**Written instruction A:** In the Bicymple article, what wheel sizes will the bike come in?
**Written instruction B:** From the Bicymple article, print the passage that opens with the words "Many riders and entrepreneurs" and ends after "to the Bicymple.", copying it word for word.

**Text shown:**
Many riders and entrepreneurs have long considered derailleurs and chains to to be the weak point of today’s modern bicycles. Most would be innovators have ventured towards belt drives and gearboxes but the quest to eradicate chains has led designer Josh Bechtel here – to the Bicymple.

Using readily available components the project has come up with an elegant reinvention of an existing concept. The short frame consists of a two headsets connected via a short top tube. The front end is standard while the rear end is all funk. The riders lays the power down by sitting on a stem modified to accept a saddle and cranks on a (freewheel) unicycle hub.

Skid past the break for more details and video…

The design looks similar to other concept bikes we’ve featured in the past, but this one will actually be available for purchase. The company is using a freewheel unicycle hub, found most commonly on Toys R Us drift trikes and penny farthing projects, but it wouldn’t be difficult to create a version using a standard fixed unicycle hub….So you can astound all the neighborhood fixie kids. Steel frame. No brakes. No chain. You will blow minds.

The first 37 seconds show the Bicymple with the rear steering in the locked position. When unlocked,  the rear swings freely.  The company is currently working on a “overdrive” hub, because without a chain drive, it would be difficult to achieve comparable gearing to a normal single speed.

The bike will be available in 26″ and 29″ versions. No word on pricing, delivery dates, or 650b variations.

**Excerpted records:**

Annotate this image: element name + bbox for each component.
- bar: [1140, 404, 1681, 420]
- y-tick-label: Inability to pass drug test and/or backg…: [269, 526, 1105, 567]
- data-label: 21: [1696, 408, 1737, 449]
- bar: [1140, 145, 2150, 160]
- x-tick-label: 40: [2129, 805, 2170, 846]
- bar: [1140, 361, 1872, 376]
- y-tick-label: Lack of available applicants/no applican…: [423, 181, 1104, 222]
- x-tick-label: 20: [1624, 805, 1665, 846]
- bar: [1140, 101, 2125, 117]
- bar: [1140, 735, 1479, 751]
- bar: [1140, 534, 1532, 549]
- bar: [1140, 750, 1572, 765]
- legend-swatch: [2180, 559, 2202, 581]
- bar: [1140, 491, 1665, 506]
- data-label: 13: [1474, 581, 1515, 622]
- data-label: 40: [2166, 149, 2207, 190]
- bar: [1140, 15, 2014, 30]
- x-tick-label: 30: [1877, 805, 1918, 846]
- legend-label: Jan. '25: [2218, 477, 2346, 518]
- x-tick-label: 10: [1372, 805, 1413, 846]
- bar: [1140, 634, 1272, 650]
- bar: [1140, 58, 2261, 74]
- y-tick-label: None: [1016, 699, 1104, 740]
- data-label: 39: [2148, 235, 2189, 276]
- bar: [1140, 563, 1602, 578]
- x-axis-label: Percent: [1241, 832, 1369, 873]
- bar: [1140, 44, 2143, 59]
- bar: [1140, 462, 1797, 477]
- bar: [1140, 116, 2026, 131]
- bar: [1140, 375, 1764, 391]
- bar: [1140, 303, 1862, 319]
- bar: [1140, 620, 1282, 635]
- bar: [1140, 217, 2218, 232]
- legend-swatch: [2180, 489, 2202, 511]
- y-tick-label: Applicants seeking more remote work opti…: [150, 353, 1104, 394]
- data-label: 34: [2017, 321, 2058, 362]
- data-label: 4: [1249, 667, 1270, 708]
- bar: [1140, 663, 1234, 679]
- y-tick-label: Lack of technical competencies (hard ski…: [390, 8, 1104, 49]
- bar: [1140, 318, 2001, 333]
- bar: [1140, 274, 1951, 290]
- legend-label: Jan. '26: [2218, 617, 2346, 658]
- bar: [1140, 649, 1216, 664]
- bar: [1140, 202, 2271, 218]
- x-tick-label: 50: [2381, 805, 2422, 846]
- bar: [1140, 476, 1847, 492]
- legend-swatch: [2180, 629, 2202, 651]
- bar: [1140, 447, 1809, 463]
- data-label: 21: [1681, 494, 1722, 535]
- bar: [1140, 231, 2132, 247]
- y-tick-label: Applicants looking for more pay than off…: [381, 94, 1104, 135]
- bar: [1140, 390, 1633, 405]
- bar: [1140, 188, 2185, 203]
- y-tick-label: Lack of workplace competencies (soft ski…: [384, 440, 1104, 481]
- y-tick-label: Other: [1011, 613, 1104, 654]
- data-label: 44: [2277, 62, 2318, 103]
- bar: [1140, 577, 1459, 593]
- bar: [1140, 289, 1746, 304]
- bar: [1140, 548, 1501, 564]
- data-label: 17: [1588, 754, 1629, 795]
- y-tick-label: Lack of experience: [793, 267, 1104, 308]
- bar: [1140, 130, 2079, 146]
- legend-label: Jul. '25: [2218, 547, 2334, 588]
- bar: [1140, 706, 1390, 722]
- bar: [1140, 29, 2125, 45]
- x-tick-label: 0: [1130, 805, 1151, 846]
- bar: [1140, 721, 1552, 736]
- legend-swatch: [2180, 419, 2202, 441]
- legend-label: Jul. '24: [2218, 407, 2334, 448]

**Worked answer A:** 26″ and 29″

**Worked answer B:**
Many riders and entrepreneurs have long considered derailleurs and chains to to be the weak point of today’s modern bicycles. Most would be innovators have ventured towards belt drives and gearboxes but the quest to eradicate chains has led designer Josh Bechtel here – to the Bicymple.